> **Task objective**: Without including any images, repeat the data exactly.

════════════════

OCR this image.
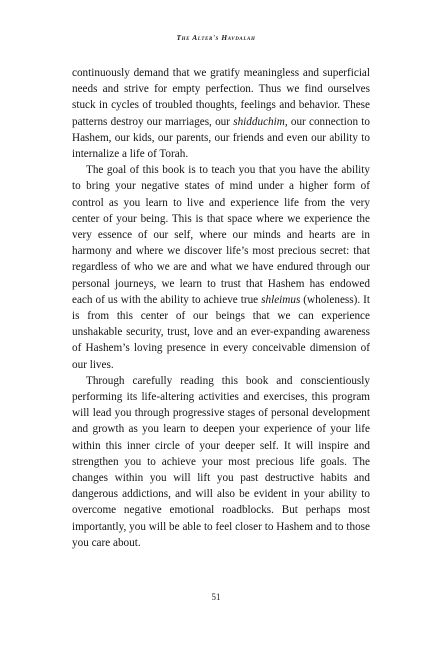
The Alter's Havdalah

continuously demand that we gratify meaningless and superficial needs and strive for empty perfection. Thus we find ourselves stuck in cycles of troubled thoughts, feelings and behavior. These patterns destroy our marriages, our shidduchim, our connection to Hashem, our kids, our parents, our friends and even our ability to internalize a life of Torah.

The goal of this book is to teach you that you have the ability to bring your negative states of mind under a higher form of control as you learn to live and experience life from the very center of your being. This is that space where we experience the very essence of our self, where our minds and hearts are in harmony and where we discover life’s most precious secret: that regardless of who we are and what we have endured through our personal journeys, we learn to trust that Hashem has endowed each of us with the ability to achieve true shleimus (wholeness). It is from this center of our beings that we can experience unshakable security, trust, love and an ever-expanding awareness of Hashem’s loving presence in every conceivable dimension of our lives.

Through carefully reading this book and conscientiously performing its life-altering activities and exercises, this program will lead you through progressive stages of personal development and growth as you learn to deepen your experience of your life within this inner circle of your deeper self. It will inspire and strengthen you to achieve your most precious life goals. The changes within you will lift you past destructive habits and dangerous addictions, and will also be evident in your ability to overcome negative emotional roadblocks. But perhaps most importantly, you will be able to feel closer to Hashem and to those you care about.

51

════════════════

> **Result of the exercise**:
OCR this image.
The Alter's Havdalah

continuously demand that we gratify meaningless and superficial needs and strive for empty perfection. Thus we find ourselves stuck in cycles of troubled thoughts, feelings and behavior. These patterns destroy our marriages, our shidduchim, our connection to Hashem, our kids, our parents, our friends and even our ability to internalize a life of Torah.

The goal of this book is to teach you that you have the ability to bring your negative states of mind under a higher form of control as you learn to live and experience life from the very center of your being. This is that space where we experience the very essence of our self, where our minds and hearts are in harmony and where we discover life’s most precious secret: that regardless of who we are and what we have endured through our personal journeys, we learn to trust that Hashem has endowed each of us with the ability to achieve true shleimus (wholeness). It is from this center of our beings that we can experience unshakable security, trust, love and an ever-expanding awareness of Hashem’s loving presence in every conceivable dimension of our lives.

Through carefully reading this book and conscientiously performing its life-altering activities and exercises, this program will lead you through progressive stages of personal development and growth as you learn to deepen your experience of your life within this inner circle of your deeper self. It will inspire and strengthen you to achieve your most precious life goals. The changes within you will lift you past destructive habits and dangerous addictions, and will also be evident in your ability to overcome negative emotional roadblocks. But perhaps most importantly, you will be able to feel closer to Hashem and to those you care about.

51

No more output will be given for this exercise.